## PROVIDED RECORDS

— BEGIN —

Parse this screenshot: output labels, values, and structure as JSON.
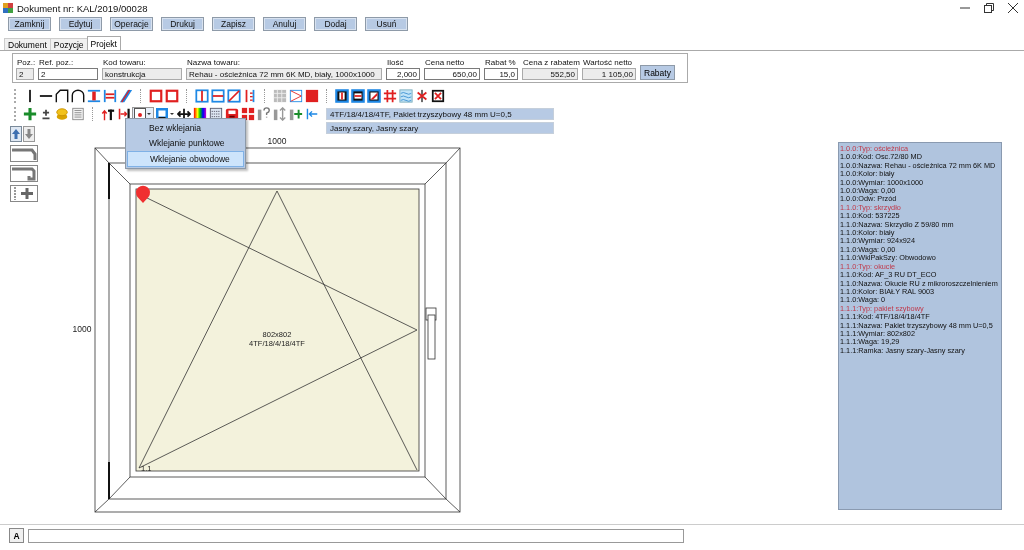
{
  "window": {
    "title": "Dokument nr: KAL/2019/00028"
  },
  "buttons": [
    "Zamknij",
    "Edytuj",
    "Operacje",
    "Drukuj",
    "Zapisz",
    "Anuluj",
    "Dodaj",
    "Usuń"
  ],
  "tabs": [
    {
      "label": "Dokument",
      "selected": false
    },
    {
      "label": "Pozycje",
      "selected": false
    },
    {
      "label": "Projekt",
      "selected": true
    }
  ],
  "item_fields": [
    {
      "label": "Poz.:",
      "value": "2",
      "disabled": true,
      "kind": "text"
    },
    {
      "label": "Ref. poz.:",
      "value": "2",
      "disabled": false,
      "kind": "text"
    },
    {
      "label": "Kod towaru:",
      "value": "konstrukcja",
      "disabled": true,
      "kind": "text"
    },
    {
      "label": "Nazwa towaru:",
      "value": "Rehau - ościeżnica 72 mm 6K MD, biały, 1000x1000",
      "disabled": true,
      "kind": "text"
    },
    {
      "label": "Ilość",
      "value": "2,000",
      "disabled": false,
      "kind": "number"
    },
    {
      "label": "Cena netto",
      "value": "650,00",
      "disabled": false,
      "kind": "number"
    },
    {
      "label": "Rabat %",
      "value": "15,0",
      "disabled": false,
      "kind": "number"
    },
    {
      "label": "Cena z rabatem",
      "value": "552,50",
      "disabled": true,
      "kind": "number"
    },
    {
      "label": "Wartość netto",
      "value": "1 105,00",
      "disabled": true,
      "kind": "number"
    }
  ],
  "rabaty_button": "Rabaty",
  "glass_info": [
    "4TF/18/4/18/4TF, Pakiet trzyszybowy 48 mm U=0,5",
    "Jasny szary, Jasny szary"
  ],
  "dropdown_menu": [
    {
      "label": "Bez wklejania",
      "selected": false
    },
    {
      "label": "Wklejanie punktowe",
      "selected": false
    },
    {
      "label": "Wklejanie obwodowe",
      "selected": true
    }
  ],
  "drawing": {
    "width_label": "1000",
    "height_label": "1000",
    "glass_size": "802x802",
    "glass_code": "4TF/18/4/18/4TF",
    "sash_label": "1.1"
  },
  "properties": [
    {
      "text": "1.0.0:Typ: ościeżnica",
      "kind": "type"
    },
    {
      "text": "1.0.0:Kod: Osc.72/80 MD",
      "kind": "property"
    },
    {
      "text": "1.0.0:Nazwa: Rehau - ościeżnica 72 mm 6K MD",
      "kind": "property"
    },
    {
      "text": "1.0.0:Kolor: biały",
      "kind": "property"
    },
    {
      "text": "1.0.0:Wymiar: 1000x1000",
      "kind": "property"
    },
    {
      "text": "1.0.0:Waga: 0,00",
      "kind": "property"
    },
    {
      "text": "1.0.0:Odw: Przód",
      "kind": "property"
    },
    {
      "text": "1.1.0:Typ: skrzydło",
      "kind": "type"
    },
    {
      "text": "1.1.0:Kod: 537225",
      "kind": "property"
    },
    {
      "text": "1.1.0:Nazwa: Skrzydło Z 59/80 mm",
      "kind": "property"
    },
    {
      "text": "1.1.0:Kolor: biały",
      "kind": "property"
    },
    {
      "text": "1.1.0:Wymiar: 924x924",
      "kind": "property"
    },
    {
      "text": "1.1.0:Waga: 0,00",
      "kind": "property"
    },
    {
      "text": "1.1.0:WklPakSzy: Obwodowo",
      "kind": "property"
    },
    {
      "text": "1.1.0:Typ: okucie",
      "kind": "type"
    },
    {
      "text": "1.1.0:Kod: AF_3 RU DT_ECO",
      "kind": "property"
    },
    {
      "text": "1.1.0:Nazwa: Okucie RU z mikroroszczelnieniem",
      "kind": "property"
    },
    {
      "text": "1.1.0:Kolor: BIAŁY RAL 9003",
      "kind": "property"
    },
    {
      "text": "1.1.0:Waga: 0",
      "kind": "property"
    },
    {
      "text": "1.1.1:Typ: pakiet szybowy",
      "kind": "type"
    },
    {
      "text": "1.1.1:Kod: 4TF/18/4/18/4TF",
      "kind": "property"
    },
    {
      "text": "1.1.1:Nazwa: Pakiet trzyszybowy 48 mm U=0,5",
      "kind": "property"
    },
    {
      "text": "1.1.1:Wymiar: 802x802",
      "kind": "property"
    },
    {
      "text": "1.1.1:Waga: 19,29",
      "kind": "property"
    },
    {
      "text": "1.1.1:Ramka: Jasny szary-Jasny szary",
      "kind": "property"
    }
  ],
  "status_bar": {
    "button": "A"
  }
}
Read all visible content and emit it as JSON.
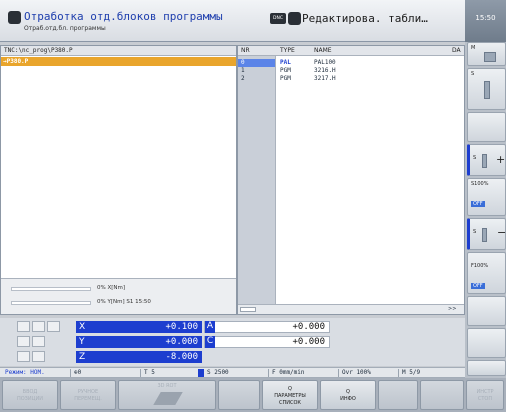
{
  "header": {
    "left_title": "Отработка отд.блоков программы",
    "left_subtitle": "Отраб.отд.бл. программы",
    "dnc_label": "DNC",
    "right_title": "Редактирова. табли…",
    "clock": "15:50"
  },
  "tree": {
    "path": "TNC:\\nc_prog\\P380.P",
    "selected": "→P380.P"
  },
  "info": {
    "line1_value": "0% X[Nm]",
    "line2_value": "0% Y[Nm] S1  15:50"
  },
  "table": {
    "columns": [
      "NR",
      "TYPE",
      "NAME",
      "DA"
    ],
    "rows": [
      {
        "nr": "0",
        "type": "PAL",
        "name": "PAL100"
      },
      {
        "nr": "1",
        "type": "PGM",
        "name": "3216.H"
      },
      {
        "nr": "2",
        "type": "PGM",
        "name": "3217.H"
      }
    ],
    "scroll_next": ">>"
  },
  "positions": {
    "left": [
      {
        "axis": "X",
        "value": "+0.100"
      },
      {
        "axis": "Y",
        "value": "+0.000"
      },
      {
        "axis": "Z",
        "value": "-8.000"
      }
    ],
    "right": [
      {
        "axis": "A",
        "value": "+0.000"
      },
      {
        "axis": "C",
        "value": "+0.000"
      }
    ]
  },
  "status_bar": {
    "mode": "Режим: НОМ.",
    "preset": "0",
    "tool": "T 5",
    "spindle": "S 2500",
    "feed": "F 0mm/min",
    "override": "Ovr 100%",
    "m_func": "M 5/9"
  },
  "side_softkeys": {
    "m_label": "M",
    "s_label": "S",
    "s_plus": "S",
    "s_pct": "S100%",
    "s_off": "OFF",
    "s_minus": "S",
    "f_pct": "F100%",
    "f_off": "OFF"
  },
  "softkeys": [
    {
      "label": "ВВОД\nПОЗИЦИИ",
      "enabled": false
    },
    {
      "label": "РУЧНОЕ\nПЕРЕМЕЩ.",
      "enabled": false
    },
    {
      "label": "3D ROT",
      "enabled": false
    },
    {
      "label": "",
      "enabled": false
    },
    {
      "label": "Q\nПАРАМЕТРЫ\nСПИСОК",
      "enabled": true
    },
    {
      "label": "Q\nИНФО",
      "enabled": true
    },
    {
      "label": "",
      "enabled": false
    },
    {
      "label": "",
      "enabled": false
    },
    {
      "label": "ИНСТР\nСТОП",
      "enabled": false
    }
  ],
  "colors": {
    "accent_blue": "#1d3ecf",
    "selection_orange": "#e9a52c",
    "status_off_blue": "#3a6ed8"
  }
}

— END —
— BEGIN —

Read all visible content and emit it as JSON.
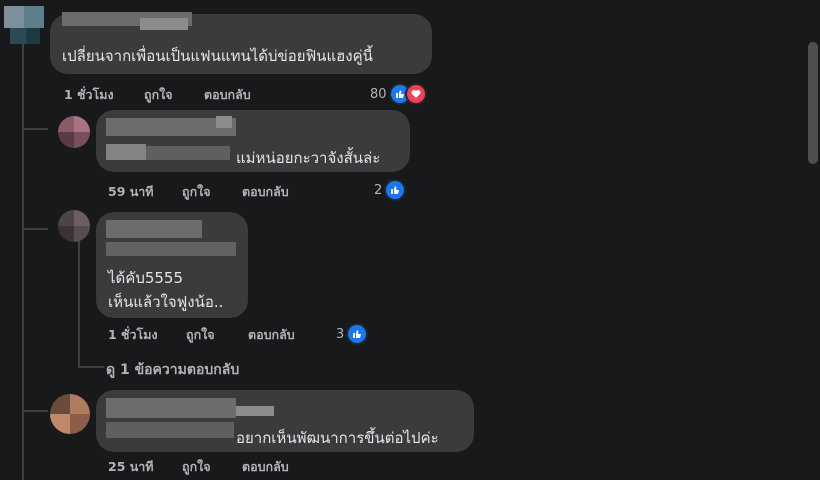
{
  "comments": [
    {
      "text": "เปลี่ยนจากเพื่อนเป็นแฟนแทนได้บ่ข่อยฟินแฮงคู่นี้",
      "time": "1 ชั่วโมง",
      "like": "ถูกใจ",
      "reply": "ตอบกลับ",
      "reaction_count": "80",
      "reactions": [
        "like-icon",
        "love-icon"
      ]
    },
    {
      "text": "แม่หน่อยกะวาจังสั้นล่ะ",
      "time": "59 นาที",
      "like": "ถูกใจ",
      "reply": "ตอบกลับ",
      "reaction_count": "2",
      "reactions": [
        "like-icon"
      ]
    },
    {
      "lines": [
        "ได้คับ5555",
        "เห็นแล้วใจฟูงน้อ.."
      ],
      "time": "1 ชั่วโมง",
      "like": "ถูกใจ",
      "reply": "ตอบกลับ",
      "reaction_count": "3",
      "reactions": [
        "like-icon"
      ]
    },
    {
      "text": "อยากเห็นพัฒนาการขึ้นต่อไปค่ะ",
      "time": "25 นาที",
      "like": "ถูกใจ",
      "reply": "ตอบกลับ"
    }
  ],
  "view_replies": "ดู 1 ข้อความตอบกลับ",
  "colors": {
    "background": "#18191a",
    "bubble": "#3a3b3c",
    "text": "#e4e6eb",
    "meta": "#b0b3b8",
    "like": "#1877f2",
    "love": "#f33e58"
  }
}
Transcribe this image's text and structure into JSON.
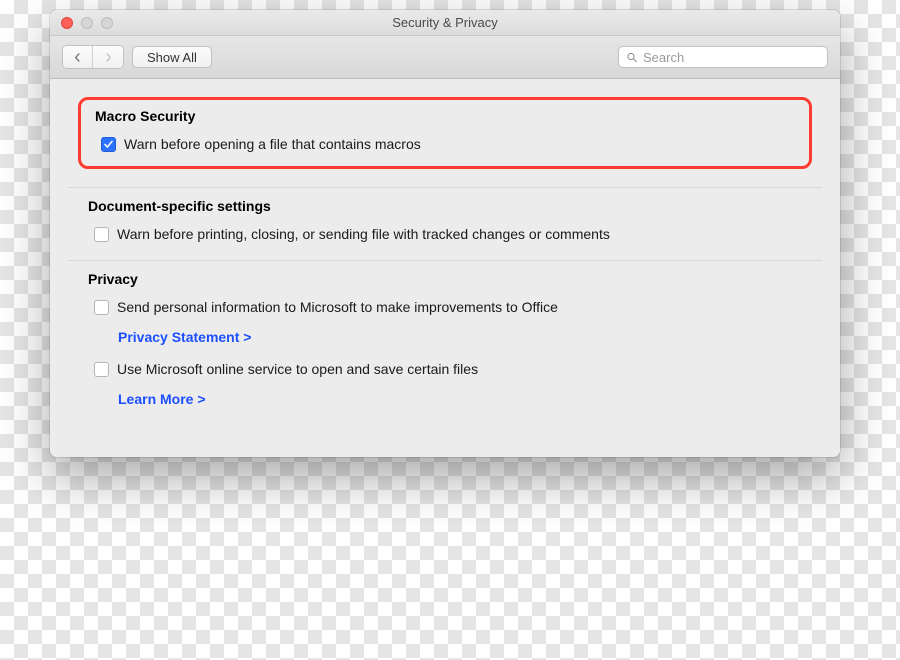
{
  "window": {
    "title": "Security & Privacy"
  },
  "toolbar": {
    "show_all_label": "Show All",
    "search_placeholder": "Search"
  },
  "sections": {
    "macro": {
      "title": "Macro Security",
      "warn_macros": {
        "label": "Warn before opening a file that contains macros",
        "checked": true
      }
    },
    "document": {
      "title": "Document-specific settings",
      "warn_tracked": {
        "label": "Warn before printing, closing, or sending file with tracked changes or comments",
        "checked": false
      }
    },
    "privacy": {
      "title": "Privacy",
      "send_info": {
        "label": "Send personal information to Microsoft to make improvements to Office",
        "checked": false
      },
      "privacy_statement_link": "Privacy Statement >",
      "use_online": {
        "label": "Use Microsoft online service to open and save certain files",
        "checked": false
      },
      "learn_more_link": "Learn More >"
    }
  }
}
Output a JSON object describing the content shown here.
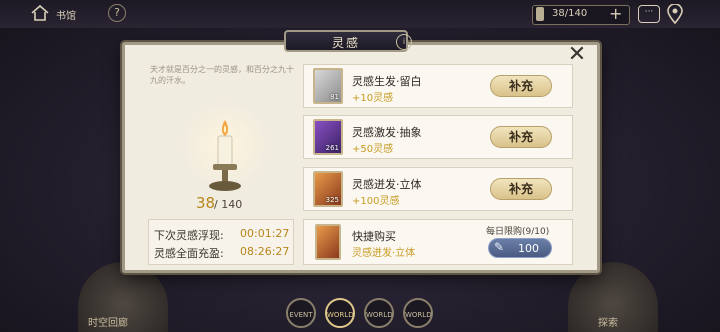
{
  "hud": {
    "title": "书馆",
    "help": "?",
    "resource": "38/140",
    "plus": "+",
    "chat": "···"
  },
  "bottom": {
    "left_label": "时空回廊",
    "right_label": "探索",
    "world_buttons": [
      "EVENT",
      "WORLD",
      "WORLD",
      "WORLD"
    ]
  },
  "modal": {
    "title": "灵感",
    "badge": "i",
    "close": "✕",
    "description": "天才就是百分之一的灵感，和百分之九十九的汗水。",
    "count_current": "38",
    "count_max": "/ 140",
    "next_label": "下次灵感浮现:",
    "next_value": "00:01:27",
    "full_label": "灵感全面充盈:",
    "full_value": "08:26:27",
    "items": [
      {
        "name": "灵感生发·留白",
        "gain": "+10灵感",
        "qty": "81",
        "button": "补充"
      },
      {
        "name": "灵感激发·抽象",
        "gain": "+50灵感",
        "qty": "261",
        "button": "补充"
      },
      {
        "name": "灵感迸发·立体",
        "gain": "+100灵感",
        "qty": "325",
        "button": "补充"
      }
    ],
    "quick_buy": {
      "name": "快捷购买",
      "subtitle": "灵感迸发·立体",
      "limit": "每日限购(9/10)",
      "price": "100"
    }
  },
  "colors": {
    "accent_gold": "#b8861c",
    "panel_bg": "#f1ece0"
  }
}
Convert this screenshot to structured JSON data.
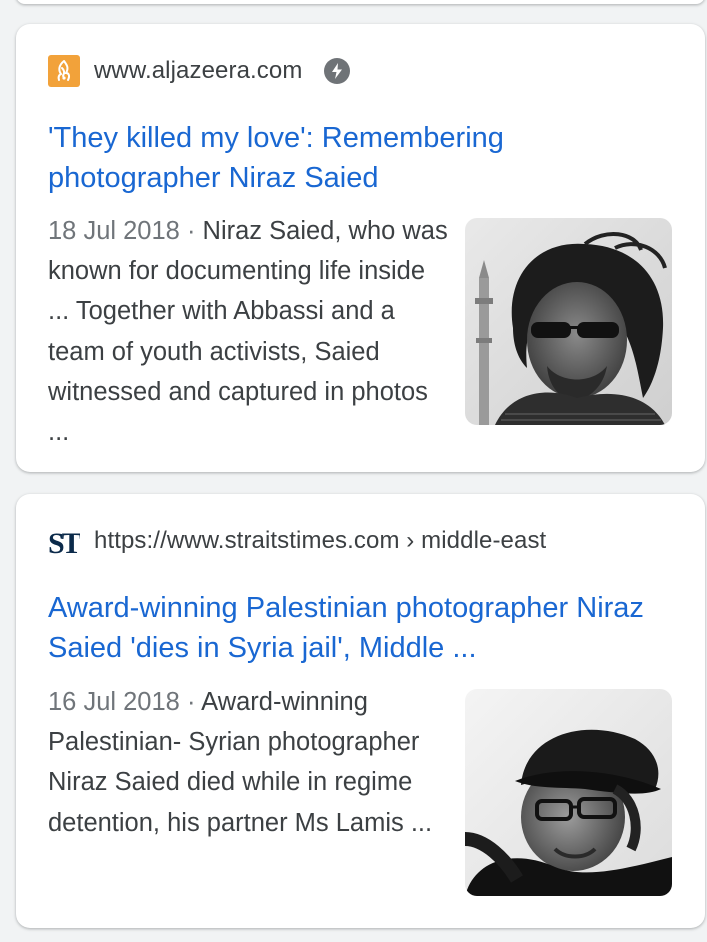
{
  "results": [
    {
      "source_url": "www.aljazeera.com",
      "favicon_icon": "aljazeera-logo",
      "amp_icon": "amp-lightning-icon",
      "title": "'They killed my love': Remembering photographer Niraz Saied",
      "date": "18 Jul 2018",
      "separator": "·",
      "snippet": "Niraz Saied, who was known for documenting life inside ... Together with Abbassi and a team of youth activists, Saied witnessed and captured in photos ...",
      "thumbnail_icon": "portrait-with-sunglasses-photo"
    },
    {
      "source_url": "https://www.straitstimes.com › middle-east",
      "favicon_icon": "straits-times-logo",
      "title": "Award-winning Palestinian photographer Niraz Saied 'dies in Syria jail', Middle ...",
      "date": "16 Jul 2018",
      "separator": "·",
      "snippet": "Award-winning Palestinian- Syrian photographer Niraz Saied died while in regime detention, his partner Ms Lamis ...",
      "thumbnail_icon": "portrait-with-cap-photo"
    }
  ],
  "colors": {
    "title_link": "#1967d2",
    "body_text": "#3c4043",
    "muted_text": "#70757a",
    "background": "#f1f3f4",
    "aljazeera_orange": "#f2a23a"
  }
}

— END —

## TASK DESCRIPTION
Only lines with the word "screenshot" should be collected from the material.

## OUTPUT OF THE EXERCISE
Parse this screenshot: output labels, values, and structure as JSON.
Convert this screenshot to structured JSON data.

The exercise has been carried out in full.